• **What to produce**
Filter the entries that follow, copying every line in which the word "avait" appears.

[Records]
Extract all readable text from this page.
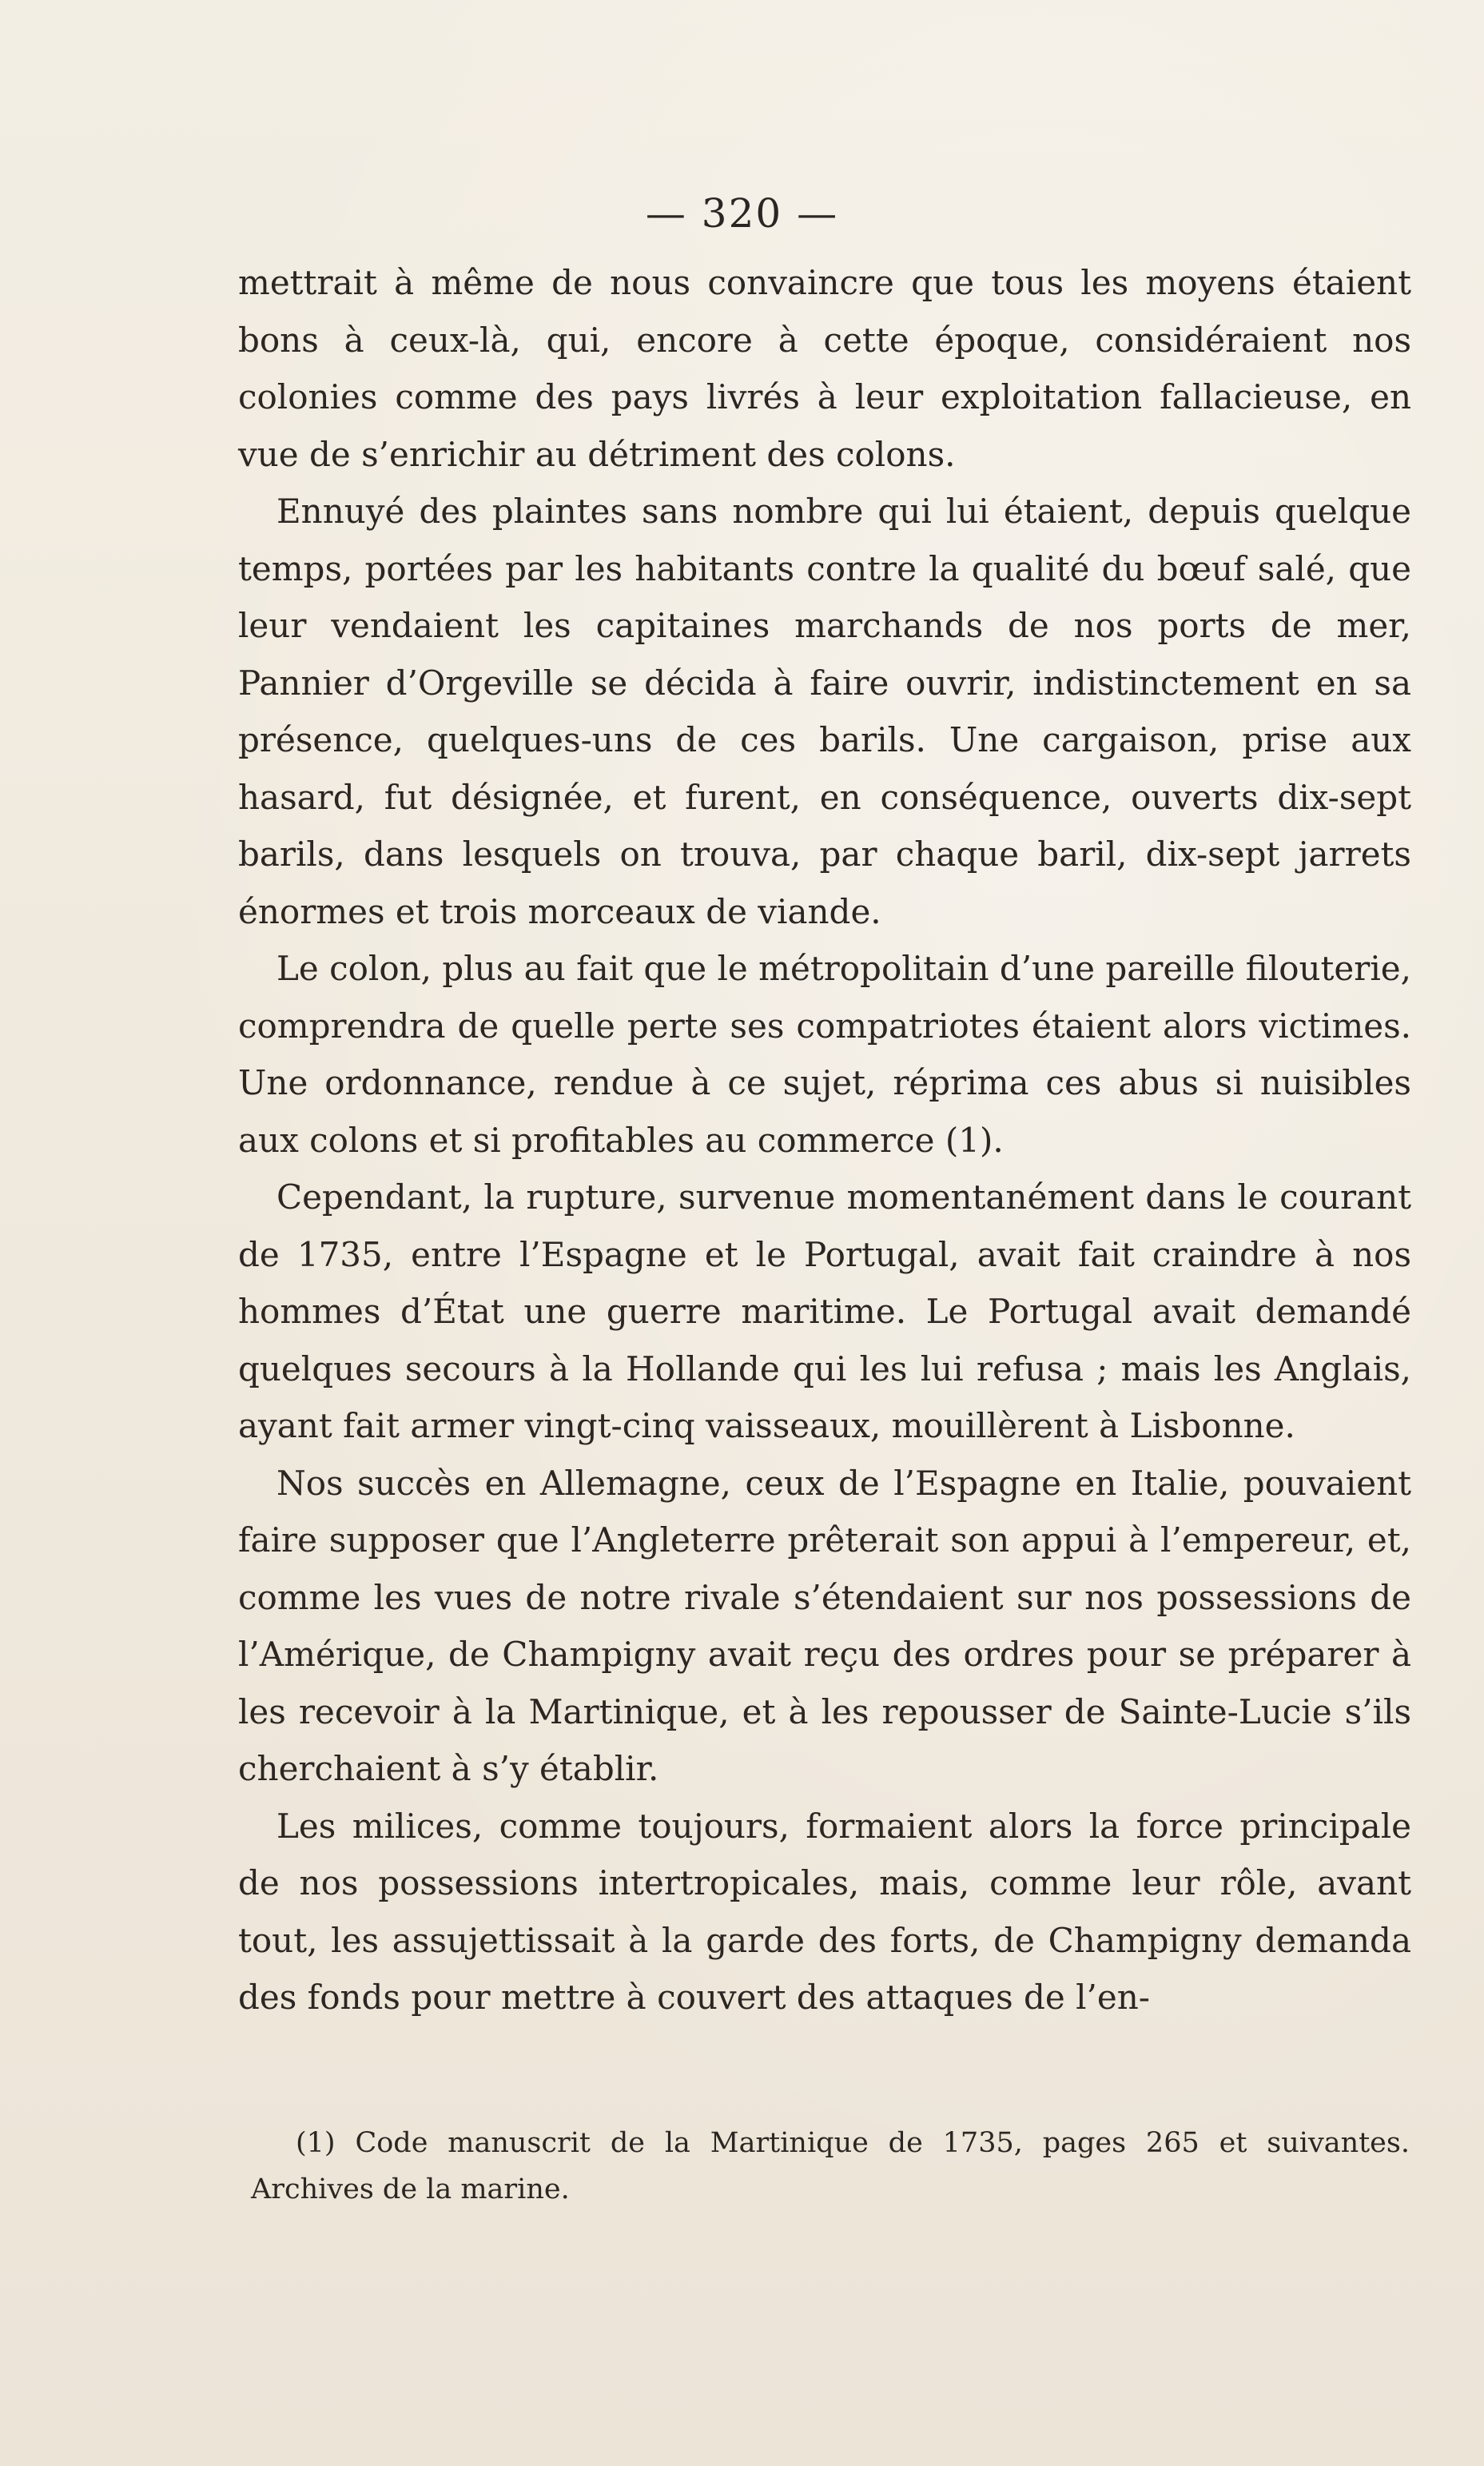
— 320 —

mettrait à même de nous convaincre que tous les moyens étaient bons à ceux-là, qui, encore à cette époque, considéraient nos colonies comme des pays livrés à leur exploitation fallacieuse, en vue de s’enrichir au détriment des colons.

Ennuyé des plaintes sans nombre qui lui étaient, depuis quelque temps, portées par les habitants contre la qualité du bœuf salé, que leur vendaient les capitaines marchands de nos ports de mer, Pannier d’Orgeville se décida à faire ouvrir, indistinctement en sa présence, quelques-uns de ces barils. Une cargaison, prise aux hasard, fut désignée, et furent, en conséquence, ouverts dix-sept barils, dans lesquels on trouva, par chaque baril, dix-sept jarrets énormes et trois morceaux de viande.

Le colon, plus au fait que le métropolitain d’une pareille filouterie, comprendra de quelle perte ses compatriotes étaient alors victimes. Une ordonnance, rendue à ce sujet, réprima ces abus si nuisibles aux colons et si profitables au commerce (1).

Cependant, la rupture, survenue momentanément dans le courant de 1735, entre l’Espagne et le Portugal, avait fait craindre à nos hommes d’État une guerre maritime. Le Portugal avait demandé quelques secours à la Hollande qui les lui refusa ; mais les Anglais, ayant fait armer vingt-cinq vaisseaux, mouillèrent à Lisbonne.

Nos succès en Allemagne, ceux de l’Espagne en Italie, pouvaient faire supposer que l’Angleterre prêterait son appui à l’empereur, et, comme les vues de notre rivale s’étendaient sur nos possessions de l’Amérique, de Champigny avait reçu des ordres pour se préparer à les recevoir à la Martinique, et à les repousser de Sainte-Lucie s’ils cherchaient à s’y établir.

Les milices, comme toujours, formaient alors la force principale de nos possessions intertropicales, mais, comme leur rôle, avant tout, les assujettissait à la garde des forts, de Champigny demanda des fonds pour mettre à couvert des attaques de l’en-

(1) Code manuscrit de la Martinique de 1735, pages 265 et suivantes. Archives de la marine.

• **Written solution**
Cependant, la rupture, survenue momentanément dans le courant de 1735, entre l’Espagne et le Portugal, avait fait craindre à nos hommes d’État une guerre maritime. Le Portugal avait demandé quelques secours à la Hollande qui les lui refusa ; mais les Anglais, ayant fait armer vingt-cinq vaisseaux, mouillèrent à Lisbonne.
Nos succès en Allemagne, ceux de l’Espagne en Italie, pouvaient faire supposer que l’Angleterre prêterait son appui à l’empereur, et, comme les vues de notre rivale s’étendaient sur nos possessions de l’Amérique, de Champigny avait reçu des ordres pour se préparer à les recevoir à la Martinique, et à les repousser de Sainte-Lucie s’ils cherchaient à s’y établir.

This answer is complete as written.